* Start *

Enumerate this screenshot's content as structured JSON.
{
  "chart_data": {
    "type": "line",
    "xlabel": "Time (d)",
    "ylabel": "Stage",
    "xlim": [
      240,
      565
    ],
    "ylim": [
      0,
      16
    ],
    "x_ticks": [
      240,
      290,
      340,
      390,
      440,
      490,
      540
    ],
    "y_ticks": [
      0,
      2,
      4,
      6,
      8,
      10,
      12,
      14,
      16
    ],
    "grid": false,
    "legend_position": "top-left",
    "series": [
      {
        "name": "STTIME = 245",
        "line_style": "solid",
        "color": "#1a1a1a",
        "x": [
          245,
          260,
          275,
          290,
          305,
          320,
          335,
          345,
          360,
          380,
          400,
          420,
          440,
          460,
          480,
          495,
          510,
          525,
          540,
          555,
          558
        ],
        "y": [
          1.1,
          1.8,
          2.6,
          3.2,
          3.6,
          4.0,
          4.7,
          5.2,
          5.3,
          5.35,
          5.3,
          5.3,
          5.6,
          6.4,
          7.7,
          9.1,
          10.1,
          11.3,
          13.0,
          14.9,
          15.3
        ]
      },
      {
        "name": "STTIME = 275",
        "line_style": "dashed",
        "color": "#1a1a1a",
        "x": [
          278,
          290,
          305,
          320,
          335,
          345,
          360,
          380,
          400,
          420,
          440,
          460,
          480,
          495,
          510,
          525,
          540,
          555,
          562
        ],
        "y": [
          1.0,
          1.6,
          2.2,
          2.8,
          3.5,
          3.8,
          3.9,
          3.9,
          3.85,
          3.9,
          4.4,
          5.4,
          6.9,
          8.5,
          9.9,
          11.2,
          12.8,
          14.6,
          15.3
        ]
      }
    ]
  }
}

* End *
* Start *

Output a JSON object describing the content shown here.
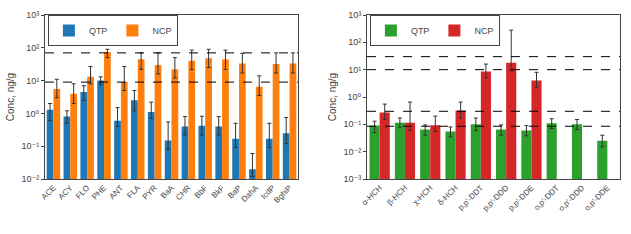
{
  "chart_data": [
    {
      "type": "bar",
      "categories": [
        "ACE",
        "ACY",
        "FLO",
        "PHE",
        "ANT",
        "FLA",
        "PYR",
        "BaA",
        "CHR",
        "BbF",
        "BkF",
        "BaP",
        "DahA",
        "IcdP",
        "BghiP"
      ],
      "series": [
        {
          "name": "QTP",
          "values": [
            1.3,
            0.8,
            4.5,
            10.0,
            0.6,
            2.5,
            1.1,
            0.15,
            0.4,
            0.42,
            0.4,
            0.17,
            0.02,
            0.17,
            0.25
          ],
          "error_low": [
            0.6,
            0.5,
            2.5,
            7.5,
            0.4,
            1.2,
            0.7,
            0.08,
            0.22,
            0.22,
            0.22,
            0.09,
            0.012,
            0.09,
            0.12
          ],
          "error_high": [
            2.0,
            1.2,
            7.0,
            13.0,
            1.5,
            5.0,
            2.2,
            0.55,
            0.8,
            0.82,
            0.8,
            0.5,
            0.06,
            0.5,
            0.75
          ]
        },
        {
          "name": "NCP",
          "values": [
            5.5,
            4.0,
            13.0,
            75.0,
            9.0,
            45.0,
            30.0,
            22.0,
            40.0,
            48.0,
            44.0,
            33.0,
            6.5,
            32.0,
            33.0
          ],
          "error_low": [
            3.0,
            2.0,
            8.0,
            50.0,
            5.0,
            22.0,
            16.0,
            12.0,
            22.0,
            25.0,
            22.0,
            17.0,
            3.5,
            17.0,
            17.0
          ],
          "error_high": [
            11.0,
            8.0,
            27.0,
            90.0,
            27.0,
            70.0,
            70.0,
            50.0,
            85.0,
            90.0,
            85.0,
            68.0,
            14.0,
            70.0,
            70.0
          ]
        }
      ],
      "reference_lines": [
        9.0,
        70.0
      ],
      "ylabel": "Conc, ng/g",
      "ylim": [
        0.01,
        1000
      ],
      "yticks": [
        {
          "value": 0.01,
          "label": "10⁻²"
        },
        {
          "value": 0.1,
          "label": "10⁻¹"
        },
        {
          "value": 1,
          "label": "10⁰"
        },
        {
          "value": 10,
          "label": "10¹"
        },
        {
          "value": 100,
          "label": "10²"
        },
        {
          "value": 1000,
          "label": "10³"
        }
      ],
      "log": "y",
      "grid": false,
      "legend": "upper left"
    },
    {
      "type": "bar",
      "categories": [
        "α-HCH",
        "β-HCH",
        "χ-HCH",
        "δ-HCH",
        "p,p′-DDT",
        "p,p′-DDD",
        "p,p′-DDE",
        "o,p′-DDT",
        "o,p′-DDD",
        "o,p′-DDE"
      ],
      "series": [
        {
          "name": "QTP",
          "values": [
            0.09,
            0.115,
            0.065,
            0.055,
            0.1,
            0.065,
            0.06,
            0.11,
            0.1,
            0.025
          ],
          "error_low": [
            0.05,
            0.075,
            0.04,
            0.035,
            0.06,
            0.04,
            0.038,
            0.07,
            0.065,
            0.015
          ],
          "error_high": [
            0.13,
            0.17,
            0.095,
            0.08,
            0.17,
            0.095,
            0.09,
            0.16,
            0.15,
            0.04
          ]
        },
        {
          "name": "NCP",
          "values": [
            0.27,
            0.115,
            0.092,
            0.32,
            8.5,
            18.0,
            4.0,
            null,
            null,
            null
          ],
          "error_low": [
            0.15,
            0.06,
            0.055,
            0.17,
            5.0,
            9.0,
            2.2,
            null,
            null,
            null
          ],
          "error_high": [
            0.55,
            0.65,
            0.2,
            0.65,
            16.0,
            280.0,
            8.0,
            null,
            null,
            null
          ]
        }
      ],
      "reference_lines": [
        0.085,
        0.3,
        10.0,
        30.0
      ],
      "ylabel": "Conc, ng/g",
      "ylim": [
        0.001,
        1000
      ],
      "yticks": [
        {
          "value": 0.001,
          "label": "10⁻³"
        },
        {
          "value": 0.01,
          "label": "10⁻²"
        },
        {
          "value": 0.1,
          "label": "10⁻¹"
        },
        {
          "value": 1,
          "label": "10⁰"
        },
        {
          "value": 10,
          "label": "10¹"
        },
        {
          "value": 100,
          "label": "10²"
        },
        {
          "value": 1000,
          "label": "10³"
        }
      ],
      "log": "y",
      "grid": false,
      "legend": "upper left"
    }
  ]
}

* End *

[Exercise prompt]
Find the number of lines in which the word "JSON" occurs, and write nothing but that number.

[Solved exercise]
2